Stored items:
------------------------------------

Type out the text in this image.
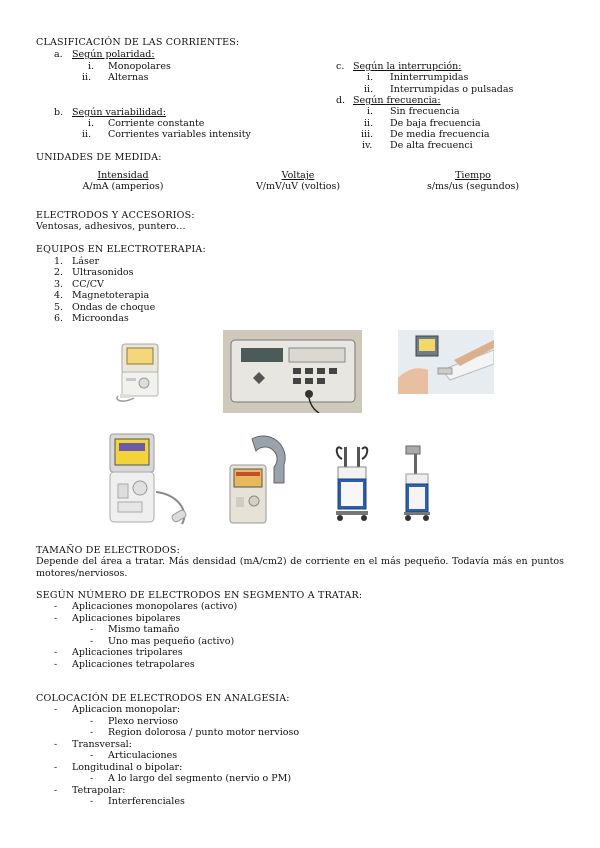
CLASIFICACIÓN DE LAS CORRIENTES:
a. Según polaridad:
i. Monopolares
ii. Alternas
b. Según variabilidad:
i. Corriente constante
ii. Corrientes variables intensity
c. Según la interrupción:
i. Ininterrumpidas
ii. Interrumpidas o pulsadas
d. Según frecuencia:
i. Sin frecuencia
ii. De baja frecuencia
iii. De media frecuencia
iv. De alta frecuenci
UNIDADES DE MEDIDA:
Intensidad
A/mA (amperios)
Voltaje
V/mV/uV (voltios)
Tiempo
s/ms/us (segundos)
ELECTRODOS Y ACCESORIOS:
Ventosas, adhesivos, puntero…
EQUIPOS EN ELECTROTERAPIA:
1. Láser
2. Ultrasonidos
3. CC/CV
4. Magnetoterapia
5. Ondas de choque
6. Microondas
TAMAÑO DE ELECTRODOS:
Depende del área a tratar. Más densidad (mA/cm2) de corriente en el más pequeño. Todavía más en puntos motores/nerviosos.
SEGÚN NÚMERO DE ELECTRODOS EN SEGMENTO A TRATAR:
- Aplicaciones monopolares (activo)
- Aplicaciones bipolares
- Mismo tamaño
- Uno mas pequeño (activo)
- Aplicaciones tripolares
- Aplicaciones tetrapolares
COLOCACIÓN DE ELECTRODOS EN ANALGESIA:
- Aplicacion monopolar:
- Plexo nervioso
- Region dolorosa / punto motor nervioso
- Transversal:
- Articulaciones
- Longitudinal o bipolar:
- A lo largo del segmento (nervio o PM)
- Tetrapolar:
- Interferenciales
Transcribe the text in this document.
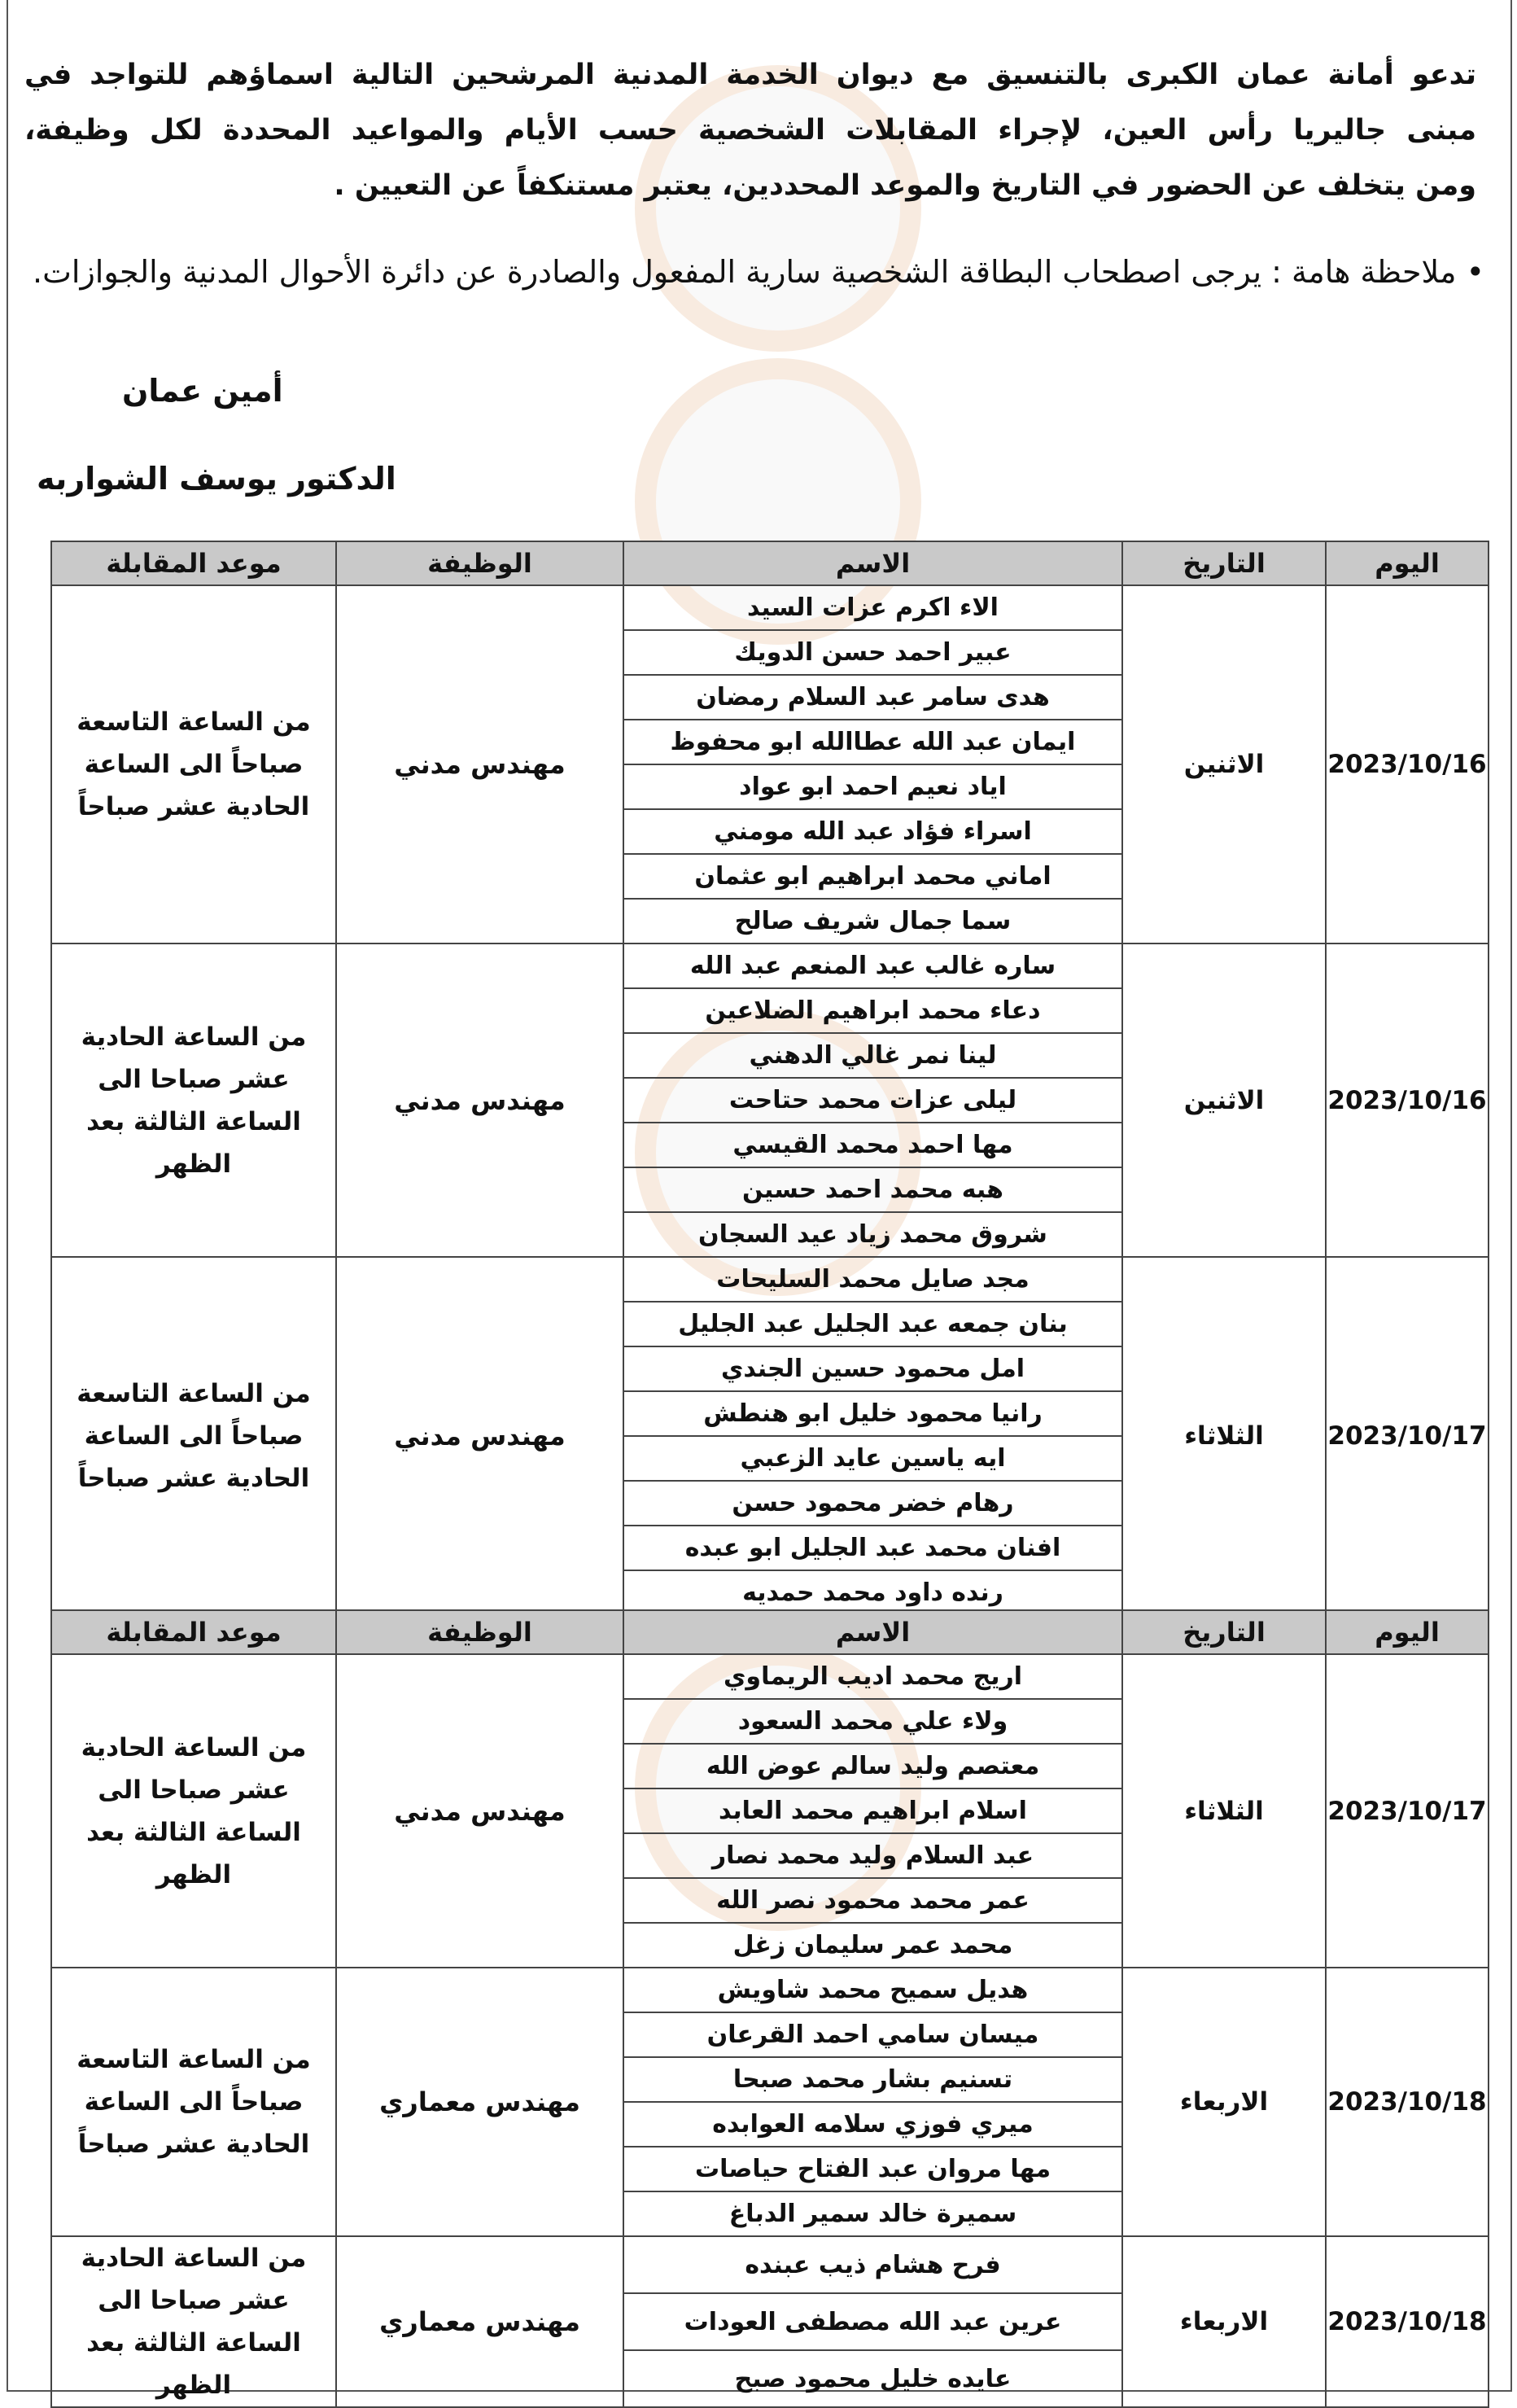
تدعو أمانة عمان الكبرى بالتنسيق مع ديوان الخدمة المدنية المرشحين التالية اسماؤهم للتواجد في

مبنى جاليريا رأس العين، لإجراء المقابلات الشخصية حسب الأيام والمواعيد المحددة لكل وظيفة،

ومن يتخلف عن الحضور في التاريخ والموعد المحددين، يعتبر مستنكفاً عن التعيين .

• ملاحظة هامة : يرجى اصطحاب البطاقة الشخصية سارية المفعول والصادرة عن دائرة الأحوال المدنية والجوازات.
أمين عمان
الدكتور يوسف الشواربه
اليوم	التاريخ	الاسم	الوظيفة	موعد المقابلة
2023/10/16	الاثنين	الاء اكرم عزات السيد	مهندس مدني	من الساعة التاسعة صباحاً الى الساعة الحادية عشر صباحاً
		عبير احمد حسن الدويك		
		هدى سامر عبد السلام رمضان		
		ايمان عبد الله عطاالله ابو محفوظ		
		اياد نعيم احمد ابو عواد		
		اسراء فؤاد عبد الله مومني		
		اماني محمد ابراهيم ابو عثمان		
		سما جمال شريف صالح		
2023/10/16	الاثنين	ساره غالب عبد المنعم عبد الله	مهندس مدني	من الساعة الحادية عشر صباحا الى الساعة الثالثة بعد الظهر
		دعاء محمد ابراهيم الضلاعين		
		لينا نمر غالي الدهني		
		ليلى عزات محمد حتاحت		
		مها احمد محمد القيسي		
		هبه محمد احمد حسين		
		شروق محمد زياد عيد السجان		
2023/10/17	الثلاثاء	مجد صايل محمد السليحات	مهندس مدني	من الساعة التاسعة صباحاً الى الساعة الحادية عشر صباحاً
		بنان جمعه عبد الجليل عبد الجليل		
		امل محمود حسين الجندي		
		رانيا محمود خليل ابو هنطش		
		ايه ياسين عايد الزعبي		
		رهام خضر محمود حسن		
		افنان محمد عبد الجليل ابو عبده		
		رنده داود محمد حمديه		
اليوم	التاريخ	الاسم	الوظيفة	موعد المقابلة
2023/10/17	الثلاثاء	اريج محمد اديب الريماوي	مهندس مدني	من الساعة الحادية عشر صباحا الى الساعة الثالثة بعد الظهر
		ولاء علي محمد السعود		
		معتصم وليد سالم عوض الله		
		اسلام ابراهيم محمد العابد		
		عبد السلام وليد محمد نصار		
		عمر محمد محمود نصر الله		
		محمد عمر سليمان زغل		
2023/10/18	الاربعاء	هديل سميح محمد شاويش	مهندس معماري	من الساعة التاسعة صباحاً الى الساعة الحادية عشر صباحاً
		ميسان سامي احمد القرعان		
		تسنيم بشار محمد صبحا		
		ميري فوزي سلامه العوابده		
		مها مروان عبد الفتاح حياصات		
		سميرة خالد سمير الدباغ		
2023/10/18	الاربعاء	فرح هشام ذيب عبنده	مهندس معماري	من الساعة الحادية عشر صباحا الى الساعة الثالثة بعد الظهر
		عرين عبد الله مصطفى العودات		
		عايده خليل محمود صبح		
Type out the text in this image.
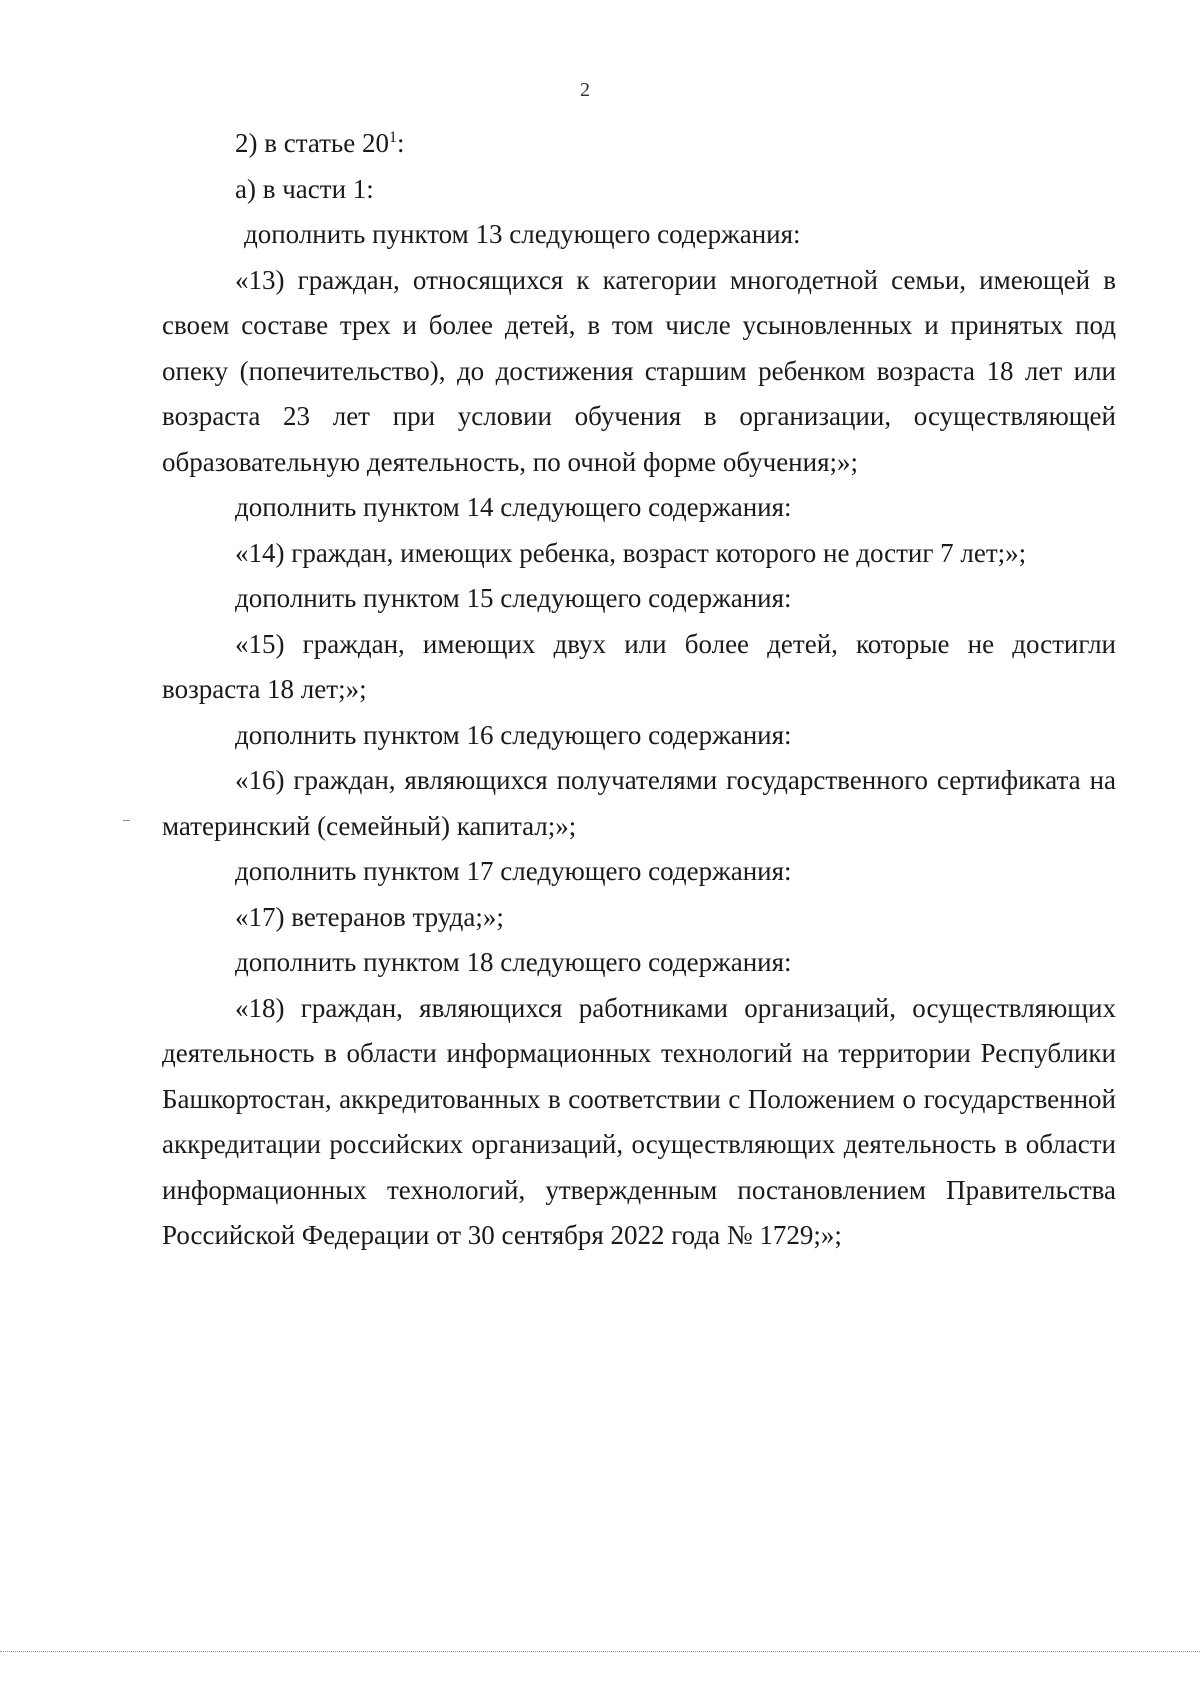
2

2) в статье $20^1$:

а) в части 1:

дополнить пунктом 13 следующего содержания:

«13) граждан, относящихся к категории многодетной семьи, имеющей в своем составе трех и более детей, в том числе усыновленных и принятых под опеку (попечительство), до достижения старшим ребенком возраста 18 лет или возраста 23 лет при условии обучения в организации, осуществляющей образовательную деятельность, по очной форме обучения;»;

дополнить пунктом 14 следующего содержания:

«14) граждан, имеющих ребенка, возраст которого не достиг 7 лет;»;

дополнить пунктом 15 следующего содержания:

«15) граждан, имеющих двух или более детей, которые не достигли возраста 18 лет;»;

дополнить пунктом 16 следующего содержания:

«16) граждан, являющихся получателями государственного сертификата на материнский (семейный) капитал;»;

дополнить пунктом 17 следующего содержания:

«17) ветеранов труда;»;

дополнить пунктом 18 следующего содержания:

«18) граждан, являющихся работниками организаций, осуществляющих деятельность в области информационных технологий на территории Республики Башкортостан, аккредитованных в соответствии с Положением о государственной аккредитации российских организаций, осуществляющих деятельность в области информационных технологий, утвержденным постановлением Правительства Российской Федерации от 30 сентября 2022 года № 1729;»;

------------------------------------

### Brief
Your copy should repeat each entry above exactly but contain no pictures.

### The output
Type out the text in this image.
CLASIFICACIÓN DE LAS CORRIENTES:
a. Según polaridad:
i. Monopolares
ii. Alternas
b. Según variabilidad:
i. Corriente constante
ii. Corrientes variables intensity
c. Según la interrupción:
i. Ininterrumpidas
ii. Interrumpidas o pulsadas
d. Según frecuencia:
i. Sin frecuencia
ii. De baja frecuencia
iii. De media frecuencia
iv. De alta frecuenci
UNIDADES DE MEDIDA:
Intensidad
A/mA (amperios)
Voltaje
V/mV/uV (voltios)
Tiempo
s/ms/us (segundos)
ELECTRODOS Y ACCESORIOS:
Ventosas, adhesivos, puntero…
EQUIPOS EN ELECTROTERAPIA:
1. Láser
2. Ultrasonidos
3. CC/CV
4. Magnetoterapia
5. Ondas de choque
6. Microondas
TAMAÑO DE ELECTRODOS:
Depende del área a tratar. Más densidad (mA/cm2) de corriente en el más pequeño. Todavía más en puntos motores/nerviosos.
SEGÚN NÚMERO DE ELECTRODOS EN SEGMENTO A TRATAR:
- Aplicaciones monopolares (activo)
- Aplicaciones bipolares
- Mismo tamaño
- Uno mas pequeño (activo)
- Aplicaciones tripolares
- Aplicaciones tetrapolares
COLOCACIÓN DE ELECTRODOS EN ANALGESIA:
- Aplicacion monopolar:
- Plexo nervioso
- Region dolorosa / punto motor nervioso
- Transversal:
- Articulaciones
- Longitudinal o bipolar:
- A lo largo del segmento (nervio o PM)
- Tetrapolar:
- Interferenciales
Transcribe the text in this document.
تدعو أمانة عمان الكبرى بالتنسيق مع ديوان الخدمة المدنية المرشحين التالية اسماؤهم للتواجد في

مبنى جاليريا رأس العين، لإجراء المقابلات الشخصية حسب الأيام والمواعيد المحددة لكل وظيفة،

ومن يتخلف عن الحضور في التاريخ والموعد المحددين، يعتبر مستنكفاً عن التعيين .

• ملاحظة هامة : يرجى اصطحاب البطاقة الشخصية سارية المفعول والصادرة عن دائرة الأحوال المدنية والجوازات.
أمين عمان
الدكتور يوسف الشواربه
اليوم	التاريخ	الاسم	الوظيفة	موعد المقابلة
2023/10/16	الاثنين	الاء اكرم عزات السيد	مهندس مدني	من الساعة التاسعة صباحاً الى الساعة الحادية عشر صباحاً
		عبير احمد حسن الدويك		
		هدى سامر عبد السلام رمضان		
		ايمان عبد الله عطاالله ابو محفوظ		
		اياد نعيم احمد ابو عواد		
		اسراء فؤاد عبد الله مومني		
		اماني محمد ابراهيم ابو عثمان		
		سما جمال شريف صالح		
2023/10/16	الاثنين	ساره غالب عبد المنعم عبد الله	مهندس مدني	من الساعة الحادية عشر صباحا الى الساعة الثالثة بعد الظهر
		دعاء محمد ابراهيم الضلاعين		
		لينا نمر غالي الدهني		
		ليلى عزات محمد حتاحت		
		مها احمد محمد القيسي		
		هبه محمد احمد حسين		
		شروق محمد زياد عيد السجان		
2023/10/17	الثلاثاء	مجد صايل محمد السليحات	مهندس مدني	من الساعة التاسعة صباحاً الى الساعة الحادية عشر صباحاً
		بنان جمعه عبد الجليل عبد الجليل		
		امل محمود حسين الجندي		
		رانيا محمود خليل ابو هنطش		
		ايه ياسين عايد الزعبي		
		رهام خضر محمود حسن		
		افنان محمد عبد الجليل ابو عبده		
		رنده داود محمد حمديه		
اليوم	التاريخ	الاسم	الوظيفة	موعد المقابلة
2023/10/17	الثلاثاء	اريج محمد اديب الريماوي	مهندس مدني	من الساعة الحادية عشر صباحا الى الساعة الثالثة بعد الظهر
		ولاء علي محمد السعود		
		معتصم وليد سالم عوض الله		
		اسلام ابراهيم محمد العابد		
		عبد السلام وليد محمد نصار		
		عمر محمد محمود نصر الله		
		محمد عمر سليمان زغل		
2023/10/18	الاربعاء	هديل سميح محمد شاويش	مهندس معماري	من الساعة التاسعة صباحاً الى الساعة الحادية عشر صباحاً
		ميسان سامي احمد القرعان		
		تسنيم بشار محمد صبحا		
		ميري فوزي سلامه العوابده		
		مها مروان عبد الفتاح حياصات		
		سميرة خالد سمير الدباغ		
2023/10/18	الاربعاء	فرح هشام ذيب عبنده	مهندس معماري	من الساعة الحادية عشر صباحا الى الساعة الثالثة بعد الظهر
		عرين عبد الله مصطفى العودات		
		عايده خليل محمود صبح		
Type out the text in this image.
2

2) в статье $20^1$:

а) в части 1:

дополнить пунктом 13 следующего содержания:

«13) граждан, относящихся к категории многодетной семьи, имеющей в своем составе трех и более детей, в том числе усыновленных и принятых под опеку (попечительство), до достижения старшим ребенком возраста 18 лет или возраста 23 лет при условии обучения в организации, осуществляющей образовательную деятельность, по очной форме обучения;»;

дополнить пунктом 14 следующего содержания:

«14) граждан, имеющих ребенка, возраст которого не достиг 7 лет;»;

дополнить пунктом 15 следующего содержания:

«15) граждан, имеющих двух или более детей, которые не достигли возраста 18 лет;»;

дополнить пунктом 16 следующего содержания:

«16) граждан, являющихся получателями государственного сертификата на материнский (семейный) капитал;»;

дополнить пунктом 17 следующего содержания:

«17) ветеранов труда;»;

дополнить пунктом 18 следующего содержания:

«18) граждан, являющихся работниками организаций, осуществляющих деятельность в области информационных технологий на территории Республики Башкортостан, аккредитованных в соответствии с Положением о государственной аккредитации российских организаций, осуществляющих деятельность в области информационных технологий, утвержденным постановлением Правительства Российской Федерации от 30 сентября 2022 года № 1729;»;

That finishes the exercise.